• WORK REQUIRED:
All of the material below is to be retyped exactly.

------ RECORD SET

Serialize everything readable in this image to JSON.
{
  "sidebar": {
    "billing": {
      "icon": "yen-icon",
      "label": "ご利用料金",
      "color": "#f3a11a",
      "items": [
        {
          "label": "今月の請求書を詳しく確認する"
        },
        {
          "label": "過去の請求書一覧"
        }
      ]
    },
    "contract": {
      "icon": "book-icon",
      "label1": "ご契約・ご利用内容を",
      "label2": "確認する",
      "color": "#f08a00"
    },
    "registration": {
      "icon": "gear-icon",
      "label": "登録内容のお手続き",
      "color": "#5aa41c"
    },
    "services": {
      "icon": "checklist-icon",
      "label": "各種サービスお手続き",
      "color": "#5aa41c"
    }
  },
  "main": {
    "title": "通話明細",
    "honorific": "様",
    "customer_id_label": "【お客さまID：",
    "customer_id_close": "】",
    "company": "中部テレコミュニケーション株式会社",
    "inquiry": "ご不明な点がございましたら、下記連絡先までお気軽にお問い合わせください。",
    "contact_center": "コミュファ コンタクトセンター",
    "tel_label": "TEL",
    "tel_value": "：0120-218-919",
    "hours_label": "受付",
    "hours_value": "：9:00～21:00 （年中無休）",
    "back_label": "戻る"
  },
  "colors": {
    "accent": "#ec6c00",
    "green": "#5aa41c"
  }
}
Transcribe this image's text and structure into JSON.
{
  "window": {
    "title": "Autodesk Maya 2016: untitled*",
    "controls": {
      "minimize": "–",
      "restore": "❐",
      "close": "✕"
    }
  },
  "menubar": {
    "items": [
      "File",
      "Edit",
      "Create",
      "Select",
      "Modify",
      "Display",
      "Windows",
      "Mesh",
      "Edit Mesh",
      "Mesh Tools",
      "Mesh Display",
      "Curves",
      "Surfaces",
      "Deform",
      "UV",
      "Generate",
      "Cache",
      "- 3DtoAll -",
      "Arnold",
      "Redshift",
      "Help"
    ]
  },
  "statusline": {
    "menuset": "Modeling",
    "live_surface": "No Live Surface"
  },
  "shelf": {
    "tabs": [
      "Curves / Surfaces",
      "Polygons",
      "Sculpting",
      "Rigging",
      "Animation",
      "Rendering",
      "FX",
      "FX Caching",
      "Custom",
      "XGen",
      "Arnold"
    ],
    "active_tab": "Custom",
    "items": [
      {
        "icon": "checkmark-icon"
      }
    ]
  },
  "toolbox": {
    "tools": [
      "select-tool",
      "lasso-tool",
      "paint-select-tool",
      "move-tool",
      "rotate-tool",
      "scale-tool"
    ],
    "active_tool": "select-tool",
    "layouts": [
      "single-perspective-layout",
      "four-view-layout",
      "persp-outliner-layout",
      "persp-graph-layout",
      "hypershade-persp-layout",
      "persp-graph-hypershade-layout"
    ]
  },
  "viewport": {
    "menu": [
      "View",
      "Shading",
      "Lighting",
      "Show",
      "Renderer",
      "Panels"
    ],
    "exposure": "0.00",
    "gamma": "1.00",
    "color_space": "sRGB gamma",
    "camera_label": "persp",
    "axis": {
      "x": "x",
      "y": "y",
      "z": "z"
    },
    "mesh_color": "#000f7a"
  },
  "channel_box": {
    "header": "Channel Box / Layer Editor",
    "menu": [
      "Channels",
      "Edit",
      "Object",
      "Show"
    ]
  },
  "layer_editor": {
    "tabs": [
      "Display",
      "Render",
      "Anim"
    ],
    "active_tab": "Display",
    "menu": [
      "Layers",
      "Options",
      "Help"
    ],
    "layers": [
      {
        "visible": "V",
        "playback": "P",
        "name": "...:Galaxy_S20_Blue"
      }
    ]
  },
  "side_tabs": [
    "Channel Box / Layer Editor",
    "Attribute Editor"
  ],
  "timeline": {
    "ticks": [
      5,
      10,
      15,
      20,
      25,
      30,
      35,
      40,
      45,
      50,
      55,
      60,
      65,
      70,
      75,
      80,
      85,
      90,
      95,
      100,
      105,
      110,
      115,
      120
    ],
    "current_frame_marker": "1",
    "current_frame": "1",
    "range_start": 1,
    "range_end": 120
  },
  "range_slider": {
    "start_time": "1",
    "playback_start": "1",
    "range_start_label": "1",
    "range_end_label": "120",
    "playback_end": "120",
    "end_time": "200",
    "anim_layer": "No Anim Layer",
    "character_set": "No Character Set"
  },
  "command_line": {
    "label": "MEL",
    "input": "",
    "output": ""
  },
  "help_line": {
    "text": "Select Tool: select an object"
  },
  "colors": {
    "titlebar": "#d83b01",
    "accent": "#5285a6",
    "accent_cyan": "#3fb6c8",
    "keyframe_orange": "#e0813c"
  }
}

------------

• TASK RESULT:
Serialize everything readable in this image to JSON.
{
  "sidebar": {
    "billing": {
      "icon": "yen-icon",
      "label": "ご利用料金",
      "color": "#f3a11a",
      "items": [
        {
          "label": "今月の請求書を詳しく確認する"
        },
        {
          "label": "過去の請求書一覧"
        }
      ]
    },
    "contract": {
      "icon": "book-icon",
      "label1": "ご契約・ご利用内容を",
      "label2": "確認する",
      "color": "#f08a00"
    },
    "registration": {
      "icon": "gear-icon",
      "label": "登録内容のお手続き",
      "color": "#5aa41c"
    },
    "services": {
      "icon": "checklist-icon",
      "label": "各種サービスお手続き",
      "color": "#5aa41c"
    }
  },
  "main": {
    "title": "通話明細",
    "honorific": "様",
    "customer_id_label": "【お客さまID：",
    "customer_id_close": "】",
    "company": "中部テレコミュニケーション株式会社",
    "inquiry": "ご不明な点がございましたら、下記連絡先までお気軽にお問い合わせください。",
    "contact_center": "コミュファ コンタクトセンター",
    "tel_label": "TEL",
    "tel_value": "：0120-218-919",
    "hours_label": "受付",
    "hours_value": "：9:00～21:00 （年中無休）",
    "back_label": "戻る"
  },
  "colors": {
    "accent": "#ec6c00",
    "green": "#5aa41c"
  }
}
Transcribe this image's text and structure into JSON.
{
  "window": {
    "title": "Autodesk Maya 2016: untitled*",
    "controls": {
      "minimize": "–",
      "restore": "❐",
      "close": "✕"
    }
  },
  "menubar": {
    "items": [
      "File",
      "Edit",
      "Create",
      "Select",
      "Modify",
      "Display",
      "Windows",
      "Mesh",
      "Edit Mesh",
      "Mesh Tools",
      "Mesh Display",
      "Curves",
      "Surfaces",
      "Deform",
      "UV",
      "Generate",
      "Cache",
      "- 3DtoAll -",
      "Arnold",
      "Redshift",
      "Help"
    ]
  },
  "statusline": {
    "menuset": "Modeling",
    "live_surface": "No Live Surface"
  },
  "shelf": {
    "tabs": [
      "Curves / Surfaces",
      "Polygons",
      "Sculpting",
      "Rigging",
      "Animation",
      "Rendering",
      "FX",
      "FX Caching",
      "Custom",
      "XGen",
      "Arnold"
    ],
    "active_tab": "Custom",
    "items": [
      {
        "icon": "checkmark-icon"
      }
    ]
  },
  "toolbox": {
    "tools": [
      "select-tool",
      "lasso-tool",
      "paint-select-tool",
      "move-tool",
      "rotate-tool",
      "scale-tool"
    ],
    "active_tool": "select-tool",
    "layouts": [
      "single-perspective-layout",
      "four-view-layout",
      "persp-outliner-layout",
      "persp-graph-layout",
      "hypershade-persp-layout",
      "persp-graph-hypershade-layout"
    ]
  },
  "viewport": {
    "menu": [
      "View",
      "Shading",
      "Lighting",
      "Show",
      "Renderer",
      "Panels"
    ],
    "exposure": "0.00",
    "gamma": "1.00",
    "color_space": "sRGB gamma",
    "camera_label": "persp",
    "axis": {
      "x": "x",
      "y": "y",
      "z": "z"
    },
    "mesh_color": "#000f7a"
  },
  "channel_box": {
    "header": "Channel Box / Layer Editor",
    "menu": [
      "Channels",
      "Edit",
      "Object",
      "Show"
    ]
  },
  "layer_editor": {
    "tabs": [
      "Display",
      "Render",
      "Anim"
    ],
    "active_tab": "Display",
    "menu": [
      "Layers",
      "Options",
      "Help"
    ],
    "layers": [
      {
        "visible": "V",
        "playback": "P",
        "name": "...:Galaxy_S20_Blue"
      }
    ]
  },
  "side_tabs": [
    "Channel Box / Layer Editor",
    "Attribute Editor"
  ],
  "timeline": {
    "ticks": [
      5,
      10,
      15,
      20,
      25,
      30,
      35,
      40,
      45,
      50,
      55,
      60,
      65,
      70,
      75,
      80,
      85,
      90,
      95,
      100,
      105,
      110,
      115,
      120
    ],
    "current_frame_marker": "1",
    "current_frame": "1",
    "range_start": 1,
    "range_end": 120
  },
  "range_slider": {
    "start_time": "1",
    "playback_start": "1",
    "range_start_label": "1",
    "range_end_label": "120",
    "playback_end": "120",
    "end_time": "200",
    "anim_layer": "No Anim Layer",
    "character_set": "No Character Set"
  },
  "command_line": {
    "label": "MEL",
    "input": "",
    "output": ""
  },
  "help_line": {
    "text": "Select Tool: select an object"
  },
  "colors": {
    "titlebar": "#d83b01",
    "accent": "#5285a6",
    "accent_cyan": "#3fb6c8",
    "keyframe_orange": "#e0813c"
  }
}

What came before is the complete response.